Input for this task:
>>
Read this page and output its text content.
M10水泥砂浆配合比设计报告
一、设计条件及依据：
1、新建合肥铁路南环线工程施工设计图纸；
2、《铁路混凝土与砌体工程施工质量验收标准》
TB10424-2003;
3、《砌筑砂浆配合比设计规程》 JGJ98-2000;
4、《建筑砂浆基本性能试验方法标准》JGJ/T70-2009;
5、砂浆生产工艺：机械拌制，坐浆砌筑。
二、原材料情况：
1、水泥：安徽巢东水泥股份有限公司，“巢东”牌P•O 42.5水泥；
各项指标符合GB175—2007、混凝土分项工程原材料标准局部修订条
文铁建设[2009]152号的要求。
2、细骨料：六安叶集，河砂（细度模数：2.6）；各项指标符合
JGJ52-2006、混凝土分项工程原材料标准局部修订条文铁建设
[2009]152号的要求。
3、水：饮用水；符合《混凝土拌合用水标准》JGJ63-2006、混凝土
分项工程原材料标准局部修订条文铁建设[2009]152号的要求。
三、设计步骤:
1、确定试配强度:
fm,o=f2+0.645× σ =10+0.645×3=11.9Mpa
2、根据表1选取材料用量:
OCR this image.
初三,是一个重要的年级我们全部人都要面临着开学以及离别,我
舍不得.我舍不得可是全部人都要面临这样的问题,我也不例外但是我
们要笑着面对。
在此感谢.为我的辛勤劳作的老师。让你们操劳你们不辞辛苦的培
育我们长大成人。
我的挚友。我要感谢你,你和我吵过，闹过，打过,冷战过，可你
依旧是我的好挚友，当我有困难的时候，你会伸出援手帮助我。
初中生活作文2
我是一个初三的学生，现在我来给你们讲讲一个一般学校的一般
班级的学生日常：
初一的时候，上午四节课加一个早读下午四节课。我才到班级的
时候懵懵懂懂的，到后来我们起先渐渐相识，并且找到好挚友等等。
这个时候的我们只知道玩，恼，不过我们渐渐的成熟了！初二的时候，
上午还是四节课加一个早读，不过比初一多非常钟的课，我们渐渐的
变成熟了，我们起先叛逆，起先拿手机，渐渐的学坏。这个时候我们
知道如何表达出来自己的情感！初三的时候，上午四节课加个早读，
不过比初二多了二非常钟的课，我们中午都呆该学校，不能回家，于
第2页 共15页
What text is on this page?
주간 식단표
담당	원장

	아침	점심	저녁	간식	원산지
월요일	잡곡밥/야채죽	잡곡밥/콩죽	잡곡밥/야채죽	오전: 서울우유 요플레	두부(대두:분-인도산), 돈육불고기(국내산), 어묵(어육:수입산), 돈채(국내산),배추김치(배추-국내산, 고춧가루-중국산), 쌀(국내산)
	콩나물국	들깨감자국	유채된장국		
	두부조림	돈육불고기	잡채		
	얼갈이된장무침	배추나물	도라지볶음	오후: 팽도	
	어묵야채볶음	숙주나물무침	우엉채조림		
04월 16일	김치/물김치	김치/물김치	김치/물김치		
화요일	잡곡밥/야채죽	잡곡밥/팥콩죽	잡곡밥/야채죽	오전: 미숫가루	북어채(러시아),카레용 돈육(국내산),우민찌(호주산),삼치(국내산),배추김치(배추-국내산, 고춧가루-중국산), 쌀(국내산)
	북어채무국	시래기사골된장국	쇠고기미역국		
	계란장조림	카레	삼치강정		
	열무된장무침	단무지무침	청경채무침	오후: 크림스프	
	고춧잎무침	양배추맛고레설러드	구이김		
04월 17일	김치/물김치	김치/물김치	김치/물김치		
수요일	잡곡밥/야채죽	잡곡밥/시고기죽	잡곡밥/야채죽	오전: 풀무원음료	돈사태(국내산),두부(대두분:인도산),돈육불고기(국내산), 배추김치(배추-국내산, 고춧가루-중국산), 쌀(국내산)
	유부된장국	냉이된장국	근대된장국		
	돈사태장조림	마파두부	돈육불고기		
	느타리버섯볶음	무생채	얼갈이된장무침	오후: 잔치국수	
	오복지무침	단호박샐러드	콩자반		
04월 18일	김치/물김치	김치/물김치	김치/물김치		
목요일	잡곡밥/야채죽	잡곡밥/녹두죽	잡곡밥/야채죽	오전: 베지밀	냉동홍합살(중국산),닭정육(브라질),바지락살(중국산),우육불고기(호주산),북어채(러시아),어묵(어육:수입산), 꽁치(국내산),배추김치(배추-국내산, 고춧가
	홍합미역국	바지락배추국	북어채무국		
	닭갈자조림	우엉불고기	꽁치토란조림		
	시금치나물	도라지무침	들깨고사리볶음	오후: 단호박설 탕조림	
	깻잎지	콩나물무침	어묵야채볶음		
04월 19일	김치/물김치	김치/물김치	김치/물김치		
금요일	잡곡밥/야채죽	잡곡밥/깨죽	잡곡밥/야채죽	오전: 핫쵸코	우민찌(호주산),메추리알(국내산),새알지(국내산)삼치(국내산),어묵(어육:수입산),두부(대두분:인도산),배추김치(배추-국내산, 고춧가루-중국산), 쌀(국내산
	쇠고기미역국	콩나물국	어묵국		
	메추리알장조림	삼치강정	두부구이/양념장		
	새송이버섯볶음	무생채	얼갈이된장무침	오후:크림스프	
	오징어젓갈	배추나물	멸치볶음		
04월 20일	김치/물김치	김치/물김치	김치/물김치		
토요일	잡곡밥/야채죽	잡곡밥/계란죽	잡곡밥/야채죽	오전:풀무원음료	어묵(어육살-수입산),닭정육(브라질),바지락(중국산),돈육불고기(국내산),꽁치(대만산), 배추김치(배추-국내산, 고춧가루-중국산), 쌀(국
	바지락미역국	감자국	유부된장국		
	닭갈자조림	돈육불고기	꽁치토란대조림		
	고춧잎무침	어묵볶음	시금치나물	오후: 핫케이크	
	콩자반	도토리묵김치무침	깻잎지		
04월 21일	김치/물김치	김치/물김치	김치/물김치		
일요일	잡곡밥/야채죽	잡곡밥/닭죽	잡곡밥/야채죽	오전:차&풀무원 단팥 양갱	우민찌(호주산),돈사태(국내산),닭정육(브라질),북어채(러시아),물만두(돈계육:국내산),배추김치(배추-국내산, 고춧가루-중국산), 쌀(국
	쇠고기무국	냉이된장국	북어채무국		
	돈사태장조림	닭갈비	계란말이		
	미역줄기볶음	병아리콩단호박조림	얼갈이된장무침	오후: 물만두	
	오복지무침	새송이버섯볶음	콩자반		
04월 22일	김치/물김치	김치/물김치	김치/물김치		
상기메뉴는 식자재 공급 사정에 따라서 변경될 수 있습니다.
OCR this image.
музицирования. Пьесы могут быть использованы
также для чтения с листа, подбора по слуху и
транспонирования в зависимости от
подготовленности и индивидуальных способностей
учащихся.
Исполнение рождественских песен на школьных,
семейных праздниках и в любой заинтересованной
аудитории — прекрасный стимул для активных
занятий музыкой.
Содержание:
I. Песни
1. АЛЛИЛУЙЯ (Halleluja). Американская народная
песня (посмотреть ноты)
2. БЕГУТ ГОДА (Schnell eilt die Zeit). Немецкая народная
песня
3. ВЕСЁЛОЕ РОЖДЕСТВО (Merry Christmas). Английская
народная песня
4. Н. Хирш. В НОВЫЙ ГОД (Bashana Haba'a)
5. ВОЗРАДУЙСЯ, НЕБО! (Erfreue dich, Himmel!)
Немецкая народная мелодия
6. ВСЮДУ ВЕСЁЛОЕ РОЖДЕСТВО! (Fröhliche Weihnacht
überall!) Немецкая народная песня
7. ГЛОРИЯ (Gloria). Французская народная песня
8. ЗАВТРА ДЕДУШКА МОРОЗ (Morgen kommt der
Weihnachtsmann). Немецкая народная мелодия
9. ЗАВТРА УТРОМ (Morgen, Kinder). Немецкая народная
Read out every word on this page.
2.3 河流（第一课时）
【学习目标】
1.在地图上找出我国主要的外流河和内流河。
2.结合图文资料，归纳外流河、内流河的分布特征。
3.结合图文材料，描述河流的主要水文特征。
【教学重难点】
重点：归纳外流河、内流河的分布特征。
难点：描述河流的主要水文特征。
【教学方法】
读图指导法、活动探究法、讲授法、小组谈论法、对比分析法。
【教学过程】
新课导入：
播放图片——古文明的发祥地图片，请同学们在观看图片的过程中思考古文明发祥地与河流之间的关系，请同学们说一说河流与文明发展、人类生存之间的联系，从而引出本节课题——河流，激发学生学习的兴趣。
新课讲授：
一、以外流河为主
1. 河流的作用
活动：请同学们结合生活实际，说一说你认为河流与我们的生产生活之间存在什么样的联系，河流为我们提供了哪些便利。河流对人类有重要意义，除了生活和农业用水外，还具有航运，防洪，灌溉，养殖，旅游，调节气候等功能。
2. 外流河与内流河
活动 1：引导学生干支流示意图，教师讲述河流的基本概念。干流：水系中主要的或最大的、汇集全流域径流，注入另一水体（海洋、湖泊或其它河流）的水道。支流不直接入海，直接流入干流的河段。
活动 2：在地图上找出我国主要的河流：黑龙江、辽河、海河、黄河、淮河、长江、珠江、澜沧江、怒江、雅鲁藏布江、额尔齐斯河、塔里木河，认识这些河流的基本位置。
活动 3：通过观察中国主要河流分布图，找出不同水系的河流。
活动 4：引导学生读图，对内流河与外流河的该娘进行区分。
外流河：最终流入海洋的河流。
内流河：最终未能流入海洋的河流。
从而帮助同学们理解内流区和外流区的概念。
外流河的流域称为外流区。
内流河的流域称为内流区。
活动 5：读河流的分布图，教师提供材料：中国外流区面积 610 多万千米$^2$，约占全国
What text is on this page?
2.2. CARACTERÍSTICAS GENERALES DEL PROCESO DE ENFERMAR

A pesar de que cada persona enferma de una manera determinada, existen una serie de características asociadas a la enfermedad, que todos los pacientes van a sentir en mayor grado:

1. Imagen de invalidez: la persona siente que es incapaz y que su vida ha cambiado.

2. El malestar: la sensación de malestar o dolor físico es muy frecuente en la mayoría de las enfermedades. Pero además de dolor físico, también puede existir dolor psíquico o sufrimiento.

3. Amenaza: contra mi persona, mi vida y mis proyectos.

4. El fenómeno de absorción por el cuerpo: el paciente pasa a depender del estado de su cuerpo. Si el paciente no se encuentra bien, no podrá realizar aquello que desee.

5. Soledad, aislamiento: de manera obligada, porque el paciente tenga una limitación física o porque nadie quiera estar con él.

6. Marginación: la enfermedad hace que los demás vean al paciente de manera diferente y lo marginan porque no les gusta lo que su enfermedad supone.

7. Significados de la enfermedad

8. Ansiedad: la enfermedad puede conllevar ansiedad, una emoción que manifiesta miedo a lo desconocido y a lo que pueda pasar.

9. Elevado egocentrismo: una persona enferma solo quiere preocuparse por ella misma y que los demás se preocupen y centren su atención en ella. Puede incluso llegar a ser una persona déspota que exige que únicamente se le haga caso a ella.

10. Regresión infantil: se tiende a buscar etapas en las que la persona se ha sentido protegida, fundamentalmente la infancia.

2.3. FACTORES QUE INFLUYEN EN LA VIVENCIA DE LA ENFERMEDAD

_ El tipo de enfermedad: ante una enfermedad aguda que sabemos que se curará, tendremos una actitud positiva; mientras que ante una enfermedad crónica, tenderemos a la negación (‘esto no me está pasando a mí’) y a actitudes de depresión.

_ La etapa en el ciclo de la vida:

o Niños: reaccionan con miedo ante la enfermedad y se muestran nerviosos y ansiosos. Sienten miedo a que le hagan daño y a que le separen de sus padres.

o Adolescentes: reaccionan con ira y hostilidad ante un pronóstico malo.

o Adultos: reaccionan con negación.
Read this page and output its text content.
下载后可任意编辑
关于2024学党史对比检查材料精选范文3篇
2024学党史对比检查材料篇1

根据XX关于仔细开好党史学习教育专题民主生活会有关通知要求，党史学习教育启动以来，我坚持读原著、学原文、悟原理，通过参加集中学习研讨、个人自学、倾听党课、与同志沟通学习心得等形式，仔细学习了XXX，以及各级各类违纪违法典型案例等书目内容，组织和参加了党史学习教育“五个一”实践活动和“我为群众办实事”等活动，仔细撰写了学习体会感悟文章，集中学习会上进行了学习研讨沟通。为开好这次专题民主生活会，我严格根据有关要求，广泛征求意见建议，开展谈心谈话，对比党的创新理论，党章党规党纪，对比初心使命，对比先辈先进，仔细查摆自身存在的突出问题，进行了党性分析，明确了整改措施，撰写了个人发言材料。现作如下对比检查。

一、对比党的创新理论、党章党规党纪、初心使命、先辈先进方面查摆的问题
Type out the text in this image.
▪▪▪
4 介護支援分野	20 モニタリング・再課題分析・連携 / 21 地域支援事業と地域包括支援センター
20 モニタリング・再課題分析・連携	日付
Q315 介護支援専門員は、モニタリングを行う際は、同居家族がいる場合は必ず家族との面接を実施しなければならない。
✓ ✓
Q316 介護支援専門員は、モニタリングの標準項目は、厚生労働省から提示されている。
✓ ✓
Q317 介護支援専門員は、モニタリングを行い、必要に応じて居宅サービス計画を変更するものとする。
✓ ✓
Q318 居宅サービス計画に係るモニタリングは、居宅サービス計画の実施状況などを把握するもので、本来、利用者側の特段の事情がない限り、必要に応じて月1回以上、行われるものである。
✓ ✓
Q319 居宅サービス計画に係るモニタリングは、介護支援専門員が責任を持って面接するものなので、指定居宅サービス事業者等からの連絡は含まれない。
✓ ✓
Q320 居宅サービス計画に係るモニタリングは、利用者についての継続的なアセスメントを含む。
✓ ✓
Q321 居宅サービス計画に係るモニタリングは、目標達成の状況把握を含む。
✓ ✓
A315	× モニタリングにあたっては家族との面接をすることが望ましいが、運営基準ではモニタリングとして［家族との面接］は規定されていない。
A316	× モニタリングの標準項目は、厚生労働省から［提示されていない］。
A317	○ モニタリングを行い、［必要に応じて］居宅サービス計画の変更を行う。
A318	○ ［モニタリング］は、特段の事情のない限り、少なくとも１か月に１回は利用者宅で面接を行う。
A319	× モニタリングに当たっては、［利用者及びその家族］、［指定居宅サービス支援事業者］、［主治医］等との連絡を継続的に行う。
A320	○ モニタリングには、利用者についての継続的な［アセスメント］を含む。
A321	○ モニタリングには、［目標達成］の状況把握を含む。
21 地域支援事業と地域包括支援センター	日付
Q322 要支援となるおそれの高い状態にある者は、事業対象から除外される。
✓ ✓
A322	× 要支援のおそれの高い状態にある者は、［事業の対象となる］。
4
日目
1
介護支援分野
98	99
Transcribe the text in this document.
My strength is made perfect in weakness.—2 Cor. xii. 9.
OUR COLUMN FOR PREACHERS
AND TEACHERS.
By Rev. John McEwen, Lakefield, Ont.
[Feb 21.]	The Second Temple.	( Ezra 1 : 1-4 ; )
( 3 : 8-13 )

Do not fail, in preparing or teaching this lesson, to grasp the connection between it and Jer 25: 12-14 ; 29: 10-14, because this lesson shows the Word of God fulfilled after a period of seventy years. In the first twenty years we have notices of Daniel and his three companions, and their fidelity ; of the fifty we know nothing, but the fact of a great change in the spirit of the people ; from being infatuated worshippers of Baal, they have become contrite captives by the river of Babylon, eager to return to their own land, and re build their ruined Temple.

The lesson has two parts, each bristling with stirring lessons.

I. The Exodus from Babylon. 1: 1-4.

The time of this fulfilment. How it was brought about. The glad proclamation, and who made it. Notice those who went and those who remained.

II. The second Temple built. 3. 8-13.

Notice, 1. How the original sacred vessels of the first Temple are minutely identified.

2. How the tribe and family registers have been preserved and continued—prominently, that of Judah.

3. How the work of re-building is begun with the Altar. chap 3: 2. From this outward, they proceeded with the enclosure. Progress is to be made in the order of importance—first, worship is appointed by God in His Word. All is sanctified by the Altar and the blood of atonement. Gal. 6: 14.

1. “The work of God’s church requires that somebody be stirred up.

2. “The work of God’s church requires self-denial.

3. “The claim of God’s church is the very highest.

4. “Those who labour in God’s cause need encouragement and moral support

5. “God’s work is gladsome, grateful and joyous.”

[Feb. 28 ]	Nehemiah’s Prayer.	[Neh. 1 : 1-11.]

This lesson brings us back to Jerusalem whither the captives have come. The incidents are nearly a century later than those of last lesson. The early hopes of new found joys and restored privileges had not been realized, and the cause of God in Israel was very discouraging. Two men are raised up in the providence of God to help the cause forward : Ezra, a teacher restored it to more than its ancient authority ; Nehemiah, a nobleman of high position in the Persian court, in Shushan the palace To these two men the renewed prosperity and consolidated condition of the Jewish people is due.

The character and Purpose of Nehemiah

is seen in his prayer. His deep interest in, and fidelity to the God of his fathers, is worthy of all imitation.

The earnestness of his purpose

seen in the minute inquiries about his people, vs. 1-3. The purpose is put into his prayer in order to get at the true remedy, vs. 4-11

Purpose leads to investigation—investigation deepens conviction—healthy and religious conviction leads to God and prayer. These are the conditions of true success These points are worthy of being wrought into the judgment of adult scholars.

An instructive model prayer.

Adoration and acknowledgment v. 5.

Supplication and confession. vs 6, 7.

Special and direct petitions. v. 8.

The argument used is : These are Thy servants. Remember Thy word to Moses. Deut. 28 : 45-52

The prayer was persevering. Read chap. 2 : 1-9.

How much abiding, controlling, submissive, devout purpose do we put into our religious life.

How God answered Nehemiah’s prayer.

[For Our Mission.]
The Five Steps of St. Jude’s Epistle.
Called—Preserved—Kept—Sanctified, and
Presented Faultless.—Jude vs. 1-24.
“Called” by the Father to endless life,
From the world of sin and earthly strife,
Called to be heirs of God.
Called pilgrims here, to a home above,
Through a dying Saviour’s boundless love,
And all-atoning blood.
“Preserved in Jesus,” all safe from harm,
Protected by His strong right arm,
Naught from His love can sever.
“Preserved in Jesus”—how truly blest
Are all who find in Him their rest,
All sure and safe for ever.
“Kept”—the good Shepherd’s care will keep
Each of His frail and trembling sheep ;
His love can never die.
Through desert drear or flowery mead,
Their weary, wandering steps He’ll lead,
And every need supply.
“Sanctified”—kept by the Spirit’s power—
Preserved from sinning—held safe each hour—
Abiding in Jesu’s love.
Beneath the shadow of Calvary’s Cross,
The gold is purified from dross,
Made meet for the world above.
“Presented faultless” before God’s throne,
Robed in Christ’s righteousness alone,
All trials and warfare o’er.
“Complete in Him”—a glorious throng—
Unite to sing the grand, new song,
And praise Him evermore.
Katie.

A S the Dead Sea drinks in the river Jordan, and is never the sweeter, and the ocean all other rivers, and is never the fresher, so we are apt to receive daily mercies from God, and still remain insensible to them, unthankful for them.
<<
Your objective: From the entries above, pull out each line that includes "river".

Full response:
Do not fail, in preparing or teaching this lesson, to grasp the connection between it and Jer 25: 12-14 ; 29: 10-14, because this lesson shows the Word of God fulfilled after a period of seventy years. In the first twenty years we have notices of Daniel and his three companions, and their fidelity ; of the fifty we know nothing, but the fact of a great change in the spirit of the people ; from being infatuated worshippers of Baal, they have become contrite captives by the river of Babylon, eager to return to their own land, and re build their ruined Temple.
A S the Dead Sea drinks in the river Jordan, and is never the sweeter, and the ocean all other rivers, and is never the fresher, so we are apt to receive daily mercies from God, and still remain insensible to them, unthankful for them.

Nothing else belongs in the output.